## INSTRUCTIONS FOR THE TASK
Quote, verbatim, all material below, without pictures.

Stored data

————

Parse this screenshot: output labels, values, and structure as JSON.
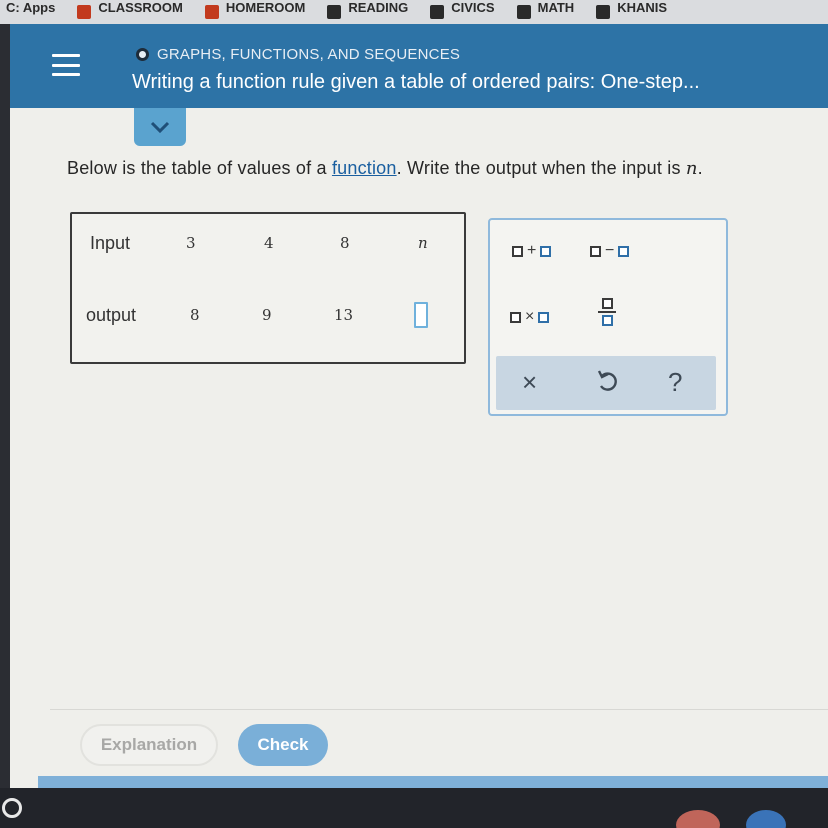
{
  "bookmarks": [
    {
      "label": "C: Apps",
      "icon": "bookmark-icon"
    },
    {
      "label": "CLASSROOM",
      "icon": "bookmark-icon"
    },
    {
      "label": "HOMEROOM",
      "icon": "bookmark-icon"
    },
    {
      "label": "READING",
      "icon": "bookmark-icon"
    },
    {
      "label": "CIVICS",
      "icon": "bookmark-icon"
    },
    {
      "label": "MATH",
      "icon": "bookmark-icon"
    },
    {
      "label": "KHANIS",
      "icon": "bookmark-icon"
    }
  ],
  "header": {
    "topic": "GRAPHS, FUNCTIONS, AND SEQUENCES",
    "title": "Writing a function rule given a table of ordered pairs: One-step...",
    "menu_icon": "hamburger-menu-icon",
    "expand_icon": "chevron-down-icon"
  },
  "question": {
    "before": "Below is the table of values of a ",
    "link": "function",
    "middle": ". Write the output when the input is ",
    "variable": "n",
    "after": "."
  },
  "table": {
    "input_label": "Input",
    "output_label": "output",
    "inputs": [
      "3",
      "4",
      "8",
      "n"
    ],
    "outputs": [
      "8",
      "9",
      "13"
    ]
  },
  "keypad": {
    "add": "+",
    "subtract": "−",
    "multiply": "×",
    "fraction_icon": "fraction-icon",
    "clear": "×",
    "undo_icon": "undo-icon",
    "help": "?"
  },
  "footer": {
    "explanation": "Explanation",
    "check": "Check"
  },
  "colors": {
    "header": "#2d73a6",
    "accent": "#5aa3cf",
    "check_button": "#7aafd8"
  }
}
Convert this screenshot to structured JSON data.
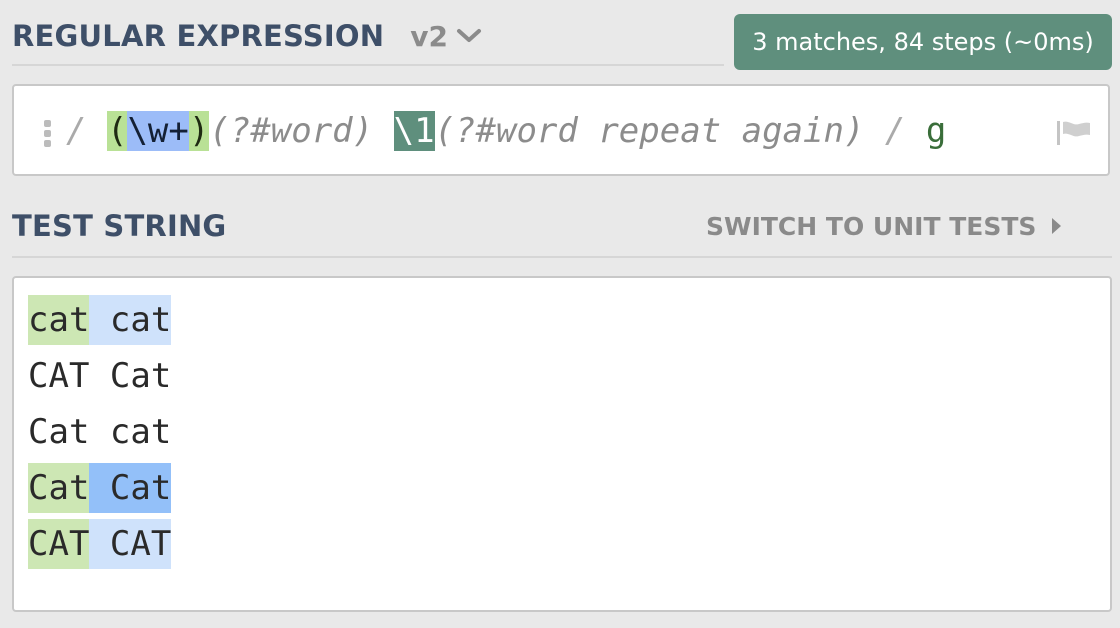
{
  "regex_panel": {
    "title": "REGULAR EXPRESSION",
    "version": "v2",
    "match_info": "3 matches, 84 steps (~0ms)",
    "expression": {
      "open_delim": "/",
      "group_open": "(",
      "char_class": "\\w+",
      "group_close": ")",
      "comment_1": "(?#word)",
      "space": " ",
      "backref": "\\1",
      "comment_2": "(?#word repeat again)",
      "close_delim": "/",
      "flags": "g"
    },
    "icons": {
      "handle": "drag-handle-icon",
      "version_toggle": "chevron-down-icon",
      "flags": "flag-icon"
    }
  },
  "test_panel": {
    "title": "TEST STRING",
    "switch_label": "SWITCH TO UNIT TESTS",
    "lines": [
      {
        "w1": "cat",
        "gap": " ",
        "w2": "cat",
        "matched": true
      },
      {
        "w1": "CAT",
        "gap": " ",
        "w2": "Cat",
        "matched": false
      },
      {
        "w1": "Cat",
        "gap": " ",
        "w2": "cat",
        "matched": false
      },
      {
        "w1": "Cat",
        "gap": " ",
        "w2": "Cat",
        "matched": true
      },
      {
        "w1": "CAT",
        "gap": " ",
        "w2": "CAT",
        "matched": true
      }
    ]
  },
  "colors": {
    "heading": "#3e4f68",
    "badge": "#5f8f7d",
    "group_highlight": "#b9e196",
    "class_highlight": "#9cbcf8",
    "match_first": "#cde7b4",
    "match_rest": "#cfe2fb"
  }
}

————

## TASK ANSWER
Parse this screenshot: output labels, values, and structure as JSON.
{
  "bookmarks": [
    {
      "label": "C: Apps",
      "icon": "bookmark-icon"
    },
    {
      "label": "CLASSROOM",
      "icon": "bookmark-icon"
    },
    {
      "label": "HOMEROOM",
      "icon": "bookmark-icon"
    },
    {
      "label": "READING",
      "icon": "bookmark-icon"
    },
    {
      "label": "CIVICS",
      "icon": "bookmark-icon"
    },
    {
      "label": "MATH",
      "icon": "bookmark-icon"
    },
    {
      "label": "KHANIS",
      "icon": "bookmark-icon"
    }
  ],
  "header": {
    "topic": "GRAPHS, FUNCTIONS, AND SEQUENCES",
    "title": "Writing a function rule given a table of ordered pairs: One-step...",
    "menu_icon": "hamburger-menu-icon",
    "expand_icon": "chevron-down-icon"
  },
  "question": {
    "before": "Below is the table of values of a ",
    "link": "function",
    "middle": ". Write the output when the input is ",
    "variable": "n",
    "after": "."
  },
  "table": {
    "input_label": "Input",
    "output_label": "output",
    "inputs": [
      "3",
      "4",
      "8",
      "n"
    ],
    "outputs": [
      "8",
      "9",
      "13"
    ]
  },
  "keypad": {
    "add": "+",
    "subtract": "−",
    "multiply": "×",
    "fraction_icon": "fraction-icon",
    "clear": "×",
    "undo_icon": "undo-icon",
    "help": "?"
  },
  "footer": {
    "explanation": "Explanation",
    "check": "Check"
  },
  "colors": {
    "header": "#2d73a6",
    "accent": "#5aa3cf",
    "check_button": "#7aafd8"
  }
}
Convert this screenshot to structured JSON data.
{
  "regex_panel": {
    "title": "REGULAR EXPRESSION",
    "version": "v2",
    "match_info": "3 matches, 84 steps (~0ms)",
    "expression": {
      "open_delim": "/",
      "group_open": "(",
      "char_class": "\\w+",
      "group_close": ")",
      "comment_1": "(?#word)",
      "space": " ",
      "backref": "\\1",
      "comment_2": "(?#word repeat again)",
      "close_delim": "/",
      "flags": "g"
    },
    "icons": {
      "handle": "drag-handle-icon",
      "version_toggle": "chevron-down-icon",
      "flags": "flag-icon"
    }
  },
  "test_panel": {
    "title": "TEST STRING",
    "switch_label": "SWITCH TO UNIT TESTS",
    "lines": [
      {
        "w1": "cat",
        "gap": " ",
        "w2": "cat",
        "matched": true
      },
      {
        "w1": "CAT",
        "gap": " ",
        "w2": "Cat",
        "matched": false
      },
      {
        "w1": "Cat",
        "gap": " ",
        "w2": "cat",
        "matched": false
      },
      {
        "w1": "Cat",
        "gap": " ",
        "w2": "Cat",
        "matched": true
      },
      {
        "w1": "CAT",
        "gap": " ",
        "w2": "CAT",
        "matched": true
      }
    ]
  },
  "colors": {
    "heading": "#3e4f68",
    "badge": "#5f8f7d",
    "group_highlight": "#b9e196",
    "class_highlight": "#9cbcf8",
    "match_first": "#cde7b4",
    "match_rest": "#cfe2fb"
  }
}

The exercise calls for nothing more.